Repeat all of the material below exactly as written, images excluded.
========================
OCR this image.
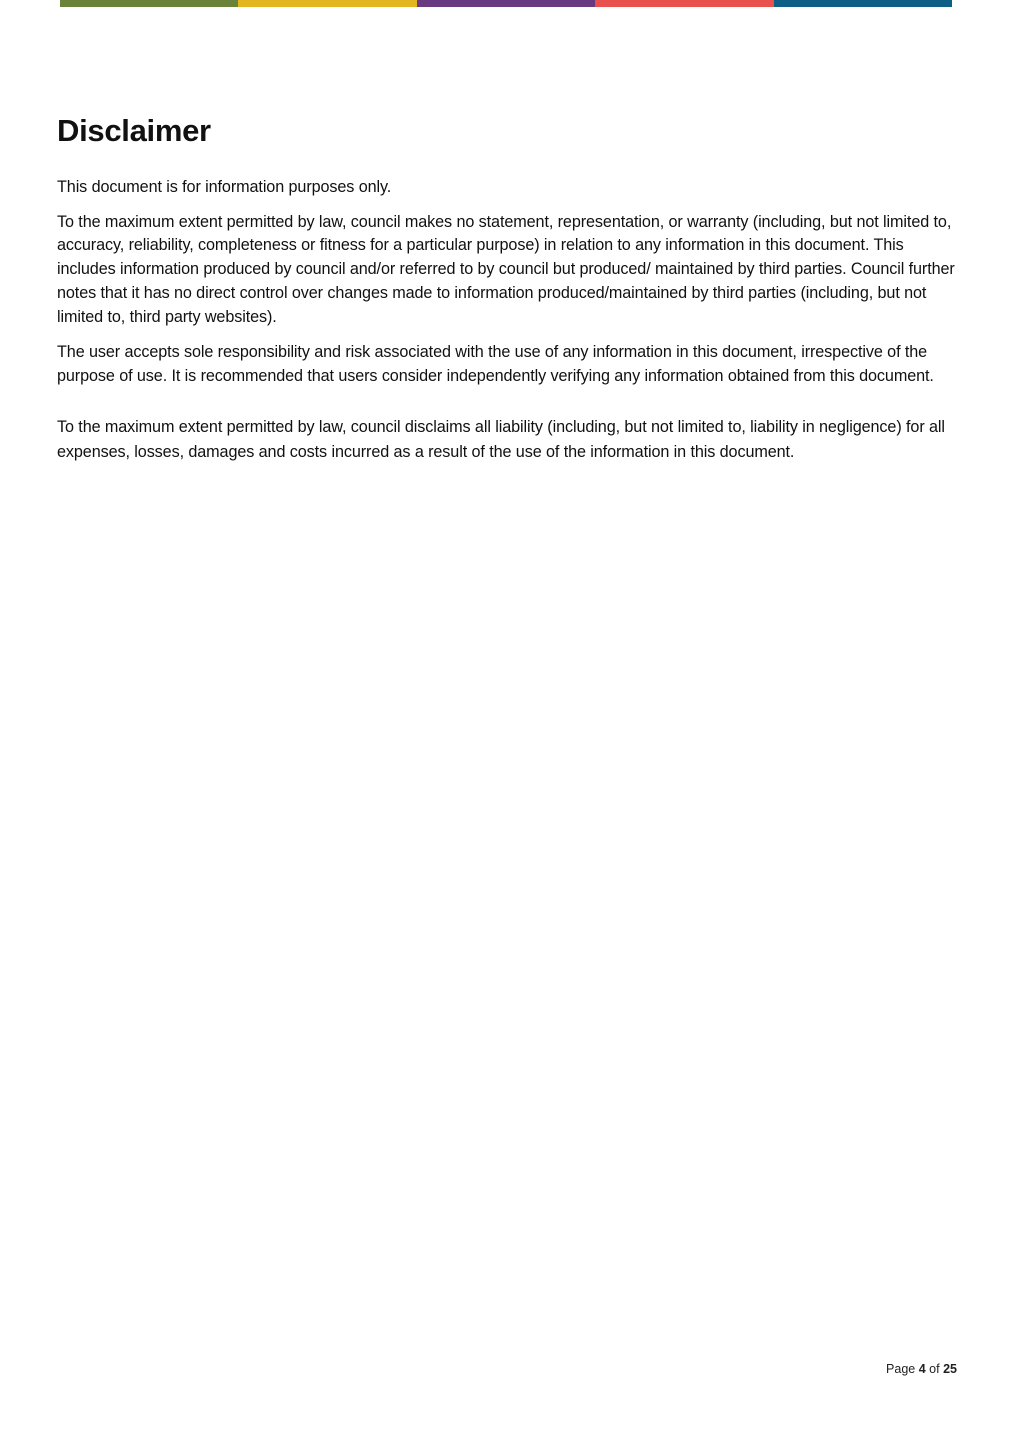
Disclaimer

This document is for information purposes only.

To the maximum extent permitted by law, council makes no statement, representation, or warranty (including, but not limited to, accuracy, reliability, completeness or fitness for a particular purpose) in relation to any information in this document. This includes information produced by council and/or referred to by council but produced/ maintained by third parties. Council further notes that it has no direct control over changes made to information produced/maintained by third parties (including, but not limited to, third party websites).

The user accepts sole responsibility and risk associated with the use of any information in this document, irrespective of the purpose of use. It is recommended that users consider independently verifying any information obtained from this document.

To the maximum extent permitted by law, council disclaims all liability (including, but not limited to, liability in negligence) for all expenses, losses, damages and costs incurred as a result of the use of the information in this document.

Page 4 of 25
========================
— Solution for this problem —
OCR this image.
Disclaimer

This document is for information purposes only.

To the maximum extent permitted by law, council makes no statement, representation, or warranty (including, but not limited to, accuracy, reliability, completeness or fitness for a particular purpose) in relation to any information in this document. This includes information produced by council and/or referred to by council but produced/ maintained by third parties. Council further notes that it has no direct control over changes made to information produced/maintained by third parties (including, but not limited to, third party websites).

The user accepts sole responsibility and risk associated with the use of any information in this document, irrespective of the purpose of use. It is recommended that users consider independently verifying any information obtained from this document.

To the maximum extent permitted by law, council disclaims all liability (including, but not limited to, liability in negligence) for all expenses, losses, damages and costs incurred as a result of the use of the information in this document.

Page 4 of 25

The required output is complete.